## What is required
How many of the lines contain the string "value"? Give the number, with no other words.
-- start Information shown --
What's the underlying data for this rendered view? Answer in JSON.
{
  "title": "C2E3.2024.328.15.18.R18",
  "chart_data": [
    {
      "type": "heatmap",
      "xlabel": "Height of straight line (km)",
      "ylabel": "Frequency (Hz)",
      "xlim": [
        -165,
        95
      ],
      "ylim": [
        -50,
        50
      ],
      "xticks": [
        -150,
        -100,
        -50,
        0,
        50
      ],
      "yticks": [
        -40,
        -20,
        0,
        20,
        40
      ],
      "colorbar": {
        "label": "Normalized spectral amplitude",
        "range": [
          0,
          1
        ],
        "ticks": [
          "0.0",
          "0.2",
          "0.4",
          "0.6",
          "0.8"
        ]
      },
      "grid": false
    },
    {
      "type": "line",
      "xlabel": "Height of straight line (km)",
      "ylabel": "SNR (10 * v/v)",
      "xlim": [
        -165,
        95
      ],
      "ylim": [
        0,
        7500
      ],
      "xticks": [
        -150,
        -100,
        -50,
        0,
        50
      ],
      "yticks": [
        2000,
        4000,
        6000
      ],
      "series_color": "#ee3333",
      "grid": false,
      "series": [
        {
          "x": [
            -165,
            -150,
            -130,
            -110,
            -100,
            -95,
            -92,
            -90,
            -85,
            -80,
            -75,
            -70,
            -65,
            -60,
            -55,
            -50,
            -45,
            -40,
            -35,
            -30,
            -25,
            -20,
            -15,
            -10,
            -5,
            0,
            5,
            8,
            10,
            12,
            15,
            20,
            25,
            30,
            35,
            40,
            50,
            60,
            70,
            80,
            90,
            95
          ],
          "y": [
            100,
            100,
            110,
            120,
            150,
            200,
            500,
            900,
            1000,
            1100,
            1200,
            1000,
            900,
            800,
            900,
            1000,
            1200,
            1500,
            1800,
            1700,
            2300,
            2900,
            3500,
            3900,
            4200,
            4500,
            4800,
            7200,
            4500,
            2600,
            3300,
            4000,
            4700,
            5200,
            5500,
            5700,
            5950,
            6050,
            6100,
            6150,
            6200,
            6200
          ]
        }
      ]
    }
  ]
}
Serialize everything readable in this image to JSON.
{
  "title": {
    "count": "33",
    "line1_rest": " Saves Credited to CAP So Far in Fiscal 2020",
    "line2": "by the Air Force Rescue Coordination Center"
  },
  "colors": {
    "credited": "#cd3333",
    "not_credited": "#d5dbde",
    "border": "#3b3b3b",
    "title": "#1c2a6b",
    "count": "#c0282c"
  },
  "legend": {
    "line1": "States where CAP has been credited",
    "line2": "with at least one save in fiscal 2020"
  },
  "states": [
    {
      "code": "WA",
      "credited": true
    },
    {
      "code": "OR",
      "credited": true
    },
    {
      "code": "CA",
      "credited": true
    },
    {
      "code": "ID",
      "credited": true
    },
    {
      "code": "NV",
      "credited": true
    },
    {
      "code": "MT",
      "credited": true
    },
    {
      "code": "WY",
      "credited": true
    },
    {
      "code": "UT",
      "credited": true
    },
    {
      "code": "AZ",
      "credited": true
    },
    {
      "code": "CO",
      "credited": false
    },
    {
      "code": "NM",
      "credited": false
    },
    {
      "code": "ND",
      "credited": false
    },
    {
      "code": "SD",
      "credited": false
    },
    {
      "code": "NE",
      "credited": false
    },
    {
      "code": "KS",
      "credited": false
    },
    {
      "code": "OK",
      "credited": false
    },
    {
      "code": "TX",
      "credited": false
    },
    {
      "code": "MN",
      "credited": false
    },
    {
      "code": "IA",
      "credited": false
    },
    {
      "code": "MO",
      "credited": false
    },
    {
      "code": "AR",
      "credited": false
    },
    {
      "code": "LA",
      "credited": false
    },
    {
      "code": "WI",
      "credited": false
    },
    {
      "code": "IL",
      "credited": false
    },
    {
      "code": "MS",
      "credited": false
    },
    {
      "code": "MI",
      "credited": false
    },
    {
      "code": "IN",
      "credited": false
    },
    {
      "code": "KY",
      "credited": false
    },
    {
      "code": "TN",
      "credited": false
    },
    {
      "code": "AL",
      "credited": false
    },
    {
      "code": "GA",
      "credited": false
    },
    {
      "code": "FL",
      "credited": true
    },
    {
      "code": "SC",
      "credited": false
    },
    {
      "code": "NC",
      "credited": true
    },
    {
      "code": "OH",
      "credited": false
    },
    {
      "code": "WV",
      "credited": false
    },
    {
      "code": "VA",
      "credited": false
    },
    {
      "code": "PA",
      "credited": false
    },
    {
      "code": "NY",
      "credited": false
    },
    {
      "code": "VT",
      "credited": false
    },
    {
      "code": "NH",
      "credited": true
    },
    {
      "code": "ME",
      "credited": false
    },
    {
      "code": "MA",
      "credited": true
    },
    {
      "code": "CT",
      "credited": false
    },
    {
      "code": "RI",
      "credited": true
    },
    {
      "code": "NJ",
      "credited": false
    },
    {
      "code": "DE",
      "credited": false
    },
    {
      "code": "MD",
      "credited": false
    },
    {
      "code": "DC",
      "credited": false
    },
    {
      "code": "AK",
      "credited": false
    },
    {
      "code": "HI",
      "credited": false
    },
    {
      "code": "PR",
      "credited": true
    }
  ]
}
-- end Information shown --
-- start Information shown --
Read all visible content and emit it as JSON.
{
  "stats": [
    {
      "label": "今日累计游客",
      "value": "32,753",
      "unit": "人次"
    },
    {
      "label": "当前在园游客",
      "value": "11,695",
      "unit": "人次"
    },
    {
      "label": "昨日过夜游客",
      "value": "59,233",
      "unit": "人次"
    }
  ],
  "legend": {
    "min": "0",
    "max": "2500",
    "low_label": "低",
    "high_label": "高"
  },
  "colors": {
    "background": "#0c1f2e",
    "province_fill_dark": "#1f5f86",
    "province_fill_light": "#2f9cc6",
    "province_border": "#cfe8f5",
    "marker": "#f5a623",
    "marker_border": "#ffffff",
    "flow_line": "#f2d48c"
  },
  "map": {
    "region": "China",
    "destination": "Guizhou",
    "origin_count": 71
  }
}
-- end Information shown --
-- start Information shown --
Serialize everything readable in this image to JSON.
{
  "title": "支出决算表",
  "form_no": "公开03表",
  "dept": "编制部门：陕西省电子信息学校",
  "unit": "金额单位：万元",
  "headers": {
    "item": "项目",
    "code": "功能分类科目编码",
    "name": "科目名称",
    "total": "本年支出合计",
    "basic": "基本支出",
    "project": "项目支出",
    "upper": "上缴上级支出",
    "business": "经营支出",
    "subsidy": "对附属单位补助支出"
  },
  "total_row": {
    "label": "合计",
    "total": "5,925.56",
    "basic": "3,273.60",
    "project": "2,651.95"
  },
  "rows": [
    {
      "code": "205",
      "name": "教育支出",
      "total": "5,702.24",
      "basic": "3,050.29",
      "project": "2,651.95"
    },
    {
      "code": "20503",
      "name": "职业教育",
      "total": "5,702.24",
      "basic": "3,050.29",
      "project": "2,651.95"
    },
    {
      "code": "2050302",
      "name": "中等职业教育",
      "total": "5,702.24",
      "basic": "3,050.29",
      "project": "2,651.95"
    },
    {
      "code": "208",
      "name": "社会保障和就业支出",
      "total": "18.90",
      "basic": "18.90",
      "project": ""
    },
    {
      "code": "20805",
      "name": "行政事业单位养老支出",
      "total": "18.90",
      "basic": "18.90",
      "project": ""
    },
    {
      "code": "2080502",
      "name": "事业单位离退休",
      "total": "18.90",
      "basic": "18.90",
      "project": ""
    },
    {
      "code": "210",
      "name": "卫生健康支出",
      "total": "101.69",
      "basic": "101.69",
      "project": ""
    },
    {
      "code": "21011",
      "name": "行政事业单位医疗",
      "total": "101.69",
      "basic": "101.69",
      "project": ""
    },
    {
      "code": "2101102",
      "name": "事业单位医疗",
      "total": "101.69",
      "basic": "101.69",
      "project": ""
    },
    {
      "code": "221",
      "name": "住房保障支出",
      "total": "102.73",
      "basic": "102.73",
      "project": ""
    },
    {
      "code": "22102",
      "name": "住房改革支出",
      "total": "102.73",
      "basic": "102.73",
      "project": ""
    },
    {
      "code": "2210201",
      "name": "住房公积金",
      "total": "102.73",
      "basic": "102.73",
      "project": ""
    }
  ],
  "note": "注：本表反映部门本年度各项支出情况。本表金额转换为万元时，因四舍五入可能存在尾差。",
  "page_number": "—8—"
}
-- end Information shown --
## Answer to the exercise
3